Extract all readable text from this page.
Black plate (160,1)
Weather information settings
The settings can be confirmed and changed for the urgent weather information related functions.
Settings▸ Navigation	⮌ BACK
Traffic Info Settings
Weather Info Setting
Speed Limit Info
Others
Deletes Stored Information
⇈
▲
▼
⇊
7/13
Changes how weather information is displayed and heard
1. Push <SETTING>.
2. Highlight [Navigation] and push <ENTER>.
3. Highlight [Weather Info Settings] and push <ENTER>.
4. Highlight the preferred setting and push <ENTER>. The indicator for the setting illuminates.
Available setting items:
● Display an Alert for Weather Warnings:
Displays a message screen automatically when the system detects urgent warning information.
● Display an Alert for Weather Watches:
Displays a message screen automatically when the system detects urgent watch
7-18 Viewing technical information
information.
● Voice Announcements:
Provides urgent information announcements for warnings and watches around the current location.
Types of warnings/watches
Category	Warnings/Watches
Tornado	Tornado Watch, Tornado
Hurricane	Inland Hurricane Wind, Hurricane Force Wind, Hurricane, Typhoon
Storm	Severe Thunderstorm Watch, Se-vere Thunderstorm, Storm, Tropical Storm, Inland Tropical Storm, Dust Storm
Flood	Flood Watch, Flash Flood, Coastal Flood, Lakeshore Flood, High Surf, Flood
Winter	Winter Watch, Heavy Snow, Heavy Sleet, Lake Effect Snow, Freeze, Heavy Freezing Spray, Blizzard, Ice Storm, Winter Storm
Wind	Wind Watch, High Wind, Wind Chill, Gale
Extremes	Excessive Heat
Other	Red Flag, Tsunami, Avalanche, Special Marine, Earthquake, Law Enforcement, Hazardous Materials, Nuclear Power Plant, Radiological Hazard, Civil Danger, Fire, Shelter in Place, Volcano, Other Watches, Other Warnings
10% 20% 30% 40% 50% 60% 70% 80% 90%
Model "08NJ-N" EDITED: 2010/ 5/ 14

Exercise objective
In the entries above, find each line with the word "urgent" and copy it.

Response
The settings can be confirmed and changed for the urgent weather information related functions.
Displays a message screen automatically when the system detects urgent warning information.
Displays a message screen automatically when the system detects urgent watch
Provides urgent information announcements for warnings and watches around the current location.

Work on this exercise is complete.